**Written instruction:**
Edit the entries from the first line through the line containing "data-point-sio2 [1974,670,1998,695]", both ends included, changing "legend-label-sio2" to "legend-text-sio2" and keeping everything else the same. Return only those lines.
########
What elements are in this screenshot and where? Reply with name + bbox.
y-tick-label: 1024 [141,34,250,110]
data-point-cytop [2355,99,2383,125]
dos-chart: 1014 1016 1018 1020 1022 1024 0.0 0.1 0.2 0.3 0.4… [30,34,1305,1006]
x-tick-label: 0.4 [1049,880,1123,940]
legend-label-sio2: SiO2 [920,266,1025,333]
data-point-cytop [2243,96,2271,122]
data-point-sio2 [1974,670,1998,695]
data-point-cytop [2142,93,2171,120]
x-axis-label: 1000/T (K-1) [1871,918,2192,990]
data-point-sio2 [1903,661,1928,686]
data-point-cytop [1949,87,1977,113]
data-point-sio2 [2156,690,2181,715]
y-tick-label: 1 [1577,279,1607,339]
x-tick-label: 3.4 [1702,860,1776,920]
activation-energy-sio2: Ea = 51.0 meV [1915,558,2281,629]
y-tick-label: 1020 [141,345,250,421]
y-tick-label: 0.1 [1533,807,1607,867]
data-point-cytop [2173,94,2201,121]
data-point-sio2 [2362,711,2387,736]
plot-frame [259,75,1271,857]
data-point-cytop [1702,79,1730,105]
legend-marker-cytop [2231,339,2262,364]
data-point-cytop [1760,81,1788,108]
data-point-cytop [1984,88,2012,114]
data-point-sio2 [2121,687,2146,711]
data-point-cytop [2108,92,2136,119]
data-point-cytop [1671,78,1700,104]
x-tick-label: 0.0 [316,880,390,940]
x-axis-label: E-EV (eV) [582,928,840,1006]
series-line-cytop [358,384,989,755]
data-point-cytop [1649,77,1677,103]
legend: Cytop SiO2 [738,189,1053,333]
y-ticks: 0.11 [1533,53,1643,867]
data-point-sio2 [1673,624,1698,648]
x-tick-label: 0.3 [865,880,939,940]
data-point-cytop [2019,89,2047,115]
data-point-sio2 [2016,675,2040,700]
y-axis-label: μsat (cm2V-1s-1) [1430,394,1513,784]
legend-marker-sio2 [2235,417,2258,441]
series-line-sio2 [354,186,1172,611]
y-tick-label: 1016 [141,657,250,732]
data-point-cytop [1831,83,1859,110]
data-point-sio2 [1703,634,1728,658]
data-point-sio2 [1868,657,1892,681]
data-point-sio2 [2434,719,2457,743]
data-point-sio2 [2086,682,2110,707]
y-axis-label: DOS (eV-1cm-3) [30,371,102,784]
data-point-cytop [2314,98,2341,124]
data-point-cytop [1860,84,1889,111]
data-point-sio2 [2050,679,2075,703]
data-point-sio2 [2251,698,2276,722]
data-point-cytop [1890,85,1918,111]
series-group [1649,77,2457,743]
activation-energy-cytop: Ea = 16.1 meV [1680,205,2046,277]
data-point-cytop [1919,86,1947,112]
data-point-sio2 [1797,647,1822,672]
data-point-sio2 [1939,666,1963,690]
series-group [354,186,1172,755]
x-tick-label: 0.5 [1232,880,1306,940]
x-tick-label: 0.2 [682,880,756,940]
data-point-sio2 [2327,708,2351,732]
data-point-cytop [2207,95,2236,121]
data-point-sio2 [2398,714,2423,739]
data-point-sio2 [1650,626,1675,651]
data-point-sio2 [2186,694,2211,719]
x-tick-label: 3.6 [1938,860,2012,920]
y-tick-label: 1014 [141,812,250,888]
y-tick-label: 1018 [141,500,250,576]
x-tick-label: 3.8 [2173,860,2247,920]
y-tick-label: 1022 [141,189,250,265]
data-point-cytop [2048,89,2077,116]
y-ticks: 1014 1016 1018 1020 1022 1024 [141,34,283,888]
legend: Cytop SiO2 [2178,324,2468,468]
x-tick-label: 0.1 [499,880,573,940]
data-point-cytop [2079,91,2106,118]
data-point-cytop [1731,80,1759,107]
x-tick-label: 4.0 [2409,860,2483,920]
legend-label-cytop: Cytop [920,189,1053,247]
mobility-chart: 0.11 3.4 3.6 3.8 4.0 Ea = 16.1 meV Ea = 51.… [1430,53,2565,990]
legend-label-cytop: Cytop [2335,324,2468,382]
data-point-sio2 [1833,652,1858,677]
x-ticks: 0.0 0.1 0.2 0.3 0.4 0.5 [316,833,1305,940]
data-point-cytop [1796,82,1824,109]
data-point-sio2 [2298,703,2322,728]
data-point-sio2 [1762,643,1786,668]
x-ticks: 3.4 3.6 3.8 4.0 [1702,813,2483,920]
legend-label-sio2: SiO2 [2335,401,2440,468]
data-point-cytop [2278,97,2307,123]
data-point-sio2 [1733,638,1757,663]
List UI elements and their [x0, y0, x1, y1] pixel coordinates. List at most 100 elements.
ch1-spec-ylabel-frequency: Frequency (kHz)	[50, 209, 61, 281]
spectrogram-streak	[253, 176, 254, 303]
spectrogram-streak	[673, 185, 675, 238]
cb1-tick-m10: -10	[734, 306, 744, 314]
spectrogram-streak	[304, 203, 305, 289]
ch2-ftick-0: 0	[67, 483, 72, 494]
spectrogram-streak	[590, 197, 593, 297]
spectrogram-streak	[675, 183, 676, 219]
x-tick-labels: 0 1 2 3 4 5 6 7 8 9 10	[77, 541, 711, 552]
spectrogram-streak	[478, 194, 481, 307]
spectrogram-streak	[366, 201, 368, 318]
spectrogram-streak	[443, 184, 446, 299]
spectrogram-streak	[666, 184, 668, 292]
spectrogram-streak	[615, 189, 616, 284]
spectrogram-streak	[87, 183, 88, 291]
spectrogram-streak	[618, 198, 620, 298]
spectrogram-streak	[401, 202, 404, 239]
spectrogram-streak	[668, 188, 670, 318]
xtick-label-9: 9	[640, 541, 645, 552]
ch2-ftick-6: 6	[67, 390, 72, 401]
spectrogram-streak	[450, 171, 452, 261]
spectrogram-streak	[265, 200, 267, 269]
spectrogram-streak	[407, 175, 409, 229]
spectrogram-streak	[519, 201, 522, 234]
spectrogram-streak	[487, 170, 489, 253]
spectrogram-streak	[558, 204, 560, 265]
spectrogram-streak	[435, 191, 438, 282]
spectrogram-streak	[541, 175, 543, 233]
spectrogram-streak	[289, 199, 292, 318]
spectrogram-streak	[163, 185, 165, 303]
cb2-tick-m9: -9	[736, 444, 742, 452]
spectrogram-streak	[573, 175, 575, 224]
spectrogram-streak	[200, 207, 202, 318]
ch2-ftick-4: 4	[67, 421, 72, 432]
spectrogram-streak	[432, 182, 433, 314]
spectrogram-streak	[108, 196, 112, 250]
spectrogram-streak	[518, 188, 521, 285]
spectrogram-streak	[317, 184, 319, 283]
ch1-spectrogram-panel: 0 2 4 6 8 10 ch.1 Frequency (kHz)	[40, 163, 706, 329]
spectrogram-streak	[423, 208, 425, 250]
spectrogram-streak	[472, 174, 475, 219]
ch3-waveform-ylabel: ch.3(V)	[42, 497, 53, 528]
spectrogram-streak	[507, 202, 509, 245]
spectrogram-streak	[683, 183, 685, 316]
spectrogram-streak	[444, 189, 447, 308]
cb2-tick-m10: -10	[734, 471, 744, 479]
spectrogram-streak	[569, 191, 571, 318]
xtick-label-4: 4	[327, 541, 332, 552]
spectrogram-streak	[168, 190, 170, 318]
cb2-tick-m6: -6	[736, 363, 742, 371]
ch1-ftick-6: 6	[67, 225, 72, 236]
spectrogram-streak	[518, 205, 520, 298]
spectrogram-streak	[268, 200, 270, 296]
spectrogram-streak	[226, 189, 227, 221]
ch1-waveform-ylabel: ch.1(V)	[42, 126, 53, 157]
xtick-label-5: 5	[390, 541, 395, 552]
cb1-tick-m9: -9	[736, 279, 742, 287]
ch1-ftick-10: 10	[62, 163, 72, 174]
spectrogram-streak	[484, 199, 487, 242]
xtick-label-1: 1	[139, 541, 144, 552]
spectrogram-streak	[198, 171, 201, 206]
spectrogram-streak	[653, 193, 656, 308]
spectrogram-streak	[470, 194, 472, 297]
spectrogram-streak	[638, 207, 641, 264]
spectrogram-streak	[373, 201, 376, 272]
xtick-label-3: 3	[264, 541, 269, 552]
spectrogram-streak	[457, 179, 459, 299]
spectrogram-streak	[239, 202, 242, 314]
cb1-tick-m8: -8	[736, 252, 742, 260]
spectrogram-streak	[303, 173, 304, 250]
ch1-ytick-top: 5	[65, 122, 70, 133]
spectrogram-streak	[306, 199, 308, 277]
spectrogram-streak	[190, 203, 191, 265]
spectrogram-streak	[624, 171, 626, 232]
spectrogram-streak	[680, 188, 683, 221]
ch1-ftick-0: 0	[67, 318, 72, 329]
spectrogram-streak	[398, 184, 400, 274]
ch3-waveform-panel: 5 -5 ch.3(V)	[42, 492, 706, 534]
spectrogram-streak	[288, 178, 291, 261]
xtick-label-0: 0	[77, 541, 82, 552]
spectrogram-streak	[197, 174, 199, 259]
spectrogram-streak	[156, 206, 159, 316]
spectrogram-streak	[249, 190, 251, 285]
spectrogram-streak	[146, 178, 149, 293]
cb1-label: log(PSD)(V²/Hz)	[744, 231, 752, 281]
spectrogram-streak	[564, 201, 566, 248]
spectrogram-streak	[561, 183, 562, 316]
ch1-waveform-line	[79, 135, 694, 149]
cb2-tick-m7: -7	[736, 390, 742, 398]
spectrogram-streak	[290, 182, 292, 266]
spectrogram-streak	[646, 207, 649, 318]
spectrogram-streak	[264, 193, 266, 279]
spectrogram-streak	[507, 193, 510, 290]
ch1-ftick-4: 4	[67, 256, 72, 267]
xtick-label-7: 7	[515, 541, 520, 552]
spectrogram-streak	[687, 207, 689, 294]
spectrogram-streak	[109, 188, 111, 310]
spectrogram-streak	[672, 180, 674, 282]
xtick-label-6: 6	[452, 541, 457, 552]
########
**Solved problem:**
What elements are in this screenshot and where? Reply with name + bbox.
y-tick-label: 1024 [141,34,250,110]
data-point-cytop [2355,99,2383,125]
dos-chart: 1014 1016 1018 1020 1022 1024 0.0 0.1 0.2 0.3 0.4… [30,34,1305,1006]
x-tick-label: 0.4 [1049,880,1123,940]
legend-text-sio2: SiO2 [920,266,1025,333]
data-point-cytop [2243,96,2271,122]
data-point-sio2 [1974,670,1998,695]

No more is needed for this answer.